----- Given entries

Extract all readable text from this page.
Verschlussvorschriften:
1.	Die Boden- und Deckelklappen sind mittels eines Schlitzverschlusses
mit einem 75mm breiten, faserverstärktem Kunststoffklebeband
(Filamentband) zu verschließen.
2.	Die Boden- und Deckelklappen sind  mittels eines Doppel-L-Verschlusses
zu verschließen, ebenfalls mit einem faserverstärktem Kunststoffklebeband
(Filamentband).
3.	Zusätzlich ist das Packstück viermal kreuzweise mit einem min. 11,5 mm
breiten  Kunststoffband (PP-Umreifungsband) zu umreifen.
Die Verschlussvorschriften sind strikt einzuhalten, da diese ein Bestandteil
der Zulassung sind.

----------

* Given exercise: All of the entries above need to be reproduced exactly.

* Solution to this exercise:
Extract all readable text from this page.
Verschlussvorschriften:
1.	Die Boden- und Deckelklappen sind mittels eines Schlitzverschlusses
mit einem 75mm breiten, faserverstärktem Kunststoffklebeband
(Filamentband) zu verschließen.
2.	Die Boden- und Deckelklappen sind  mittels eines Doppel-L-Verschlusses
zu verschließen, ebenfalls mit einem faserverstärktem Kunststoffklebeband
(Filamentband).
3.	Zusätzlich ist das Packstück viermal kreuzweise mit einem min. 11,5 mm
breiten  Kunststoffband (PP-Umreifungsband) zu umreifen.
Die Verschlussvorschriften sind strikt einzuhalten, da diese ein Bestandteil
der Zulassung sind.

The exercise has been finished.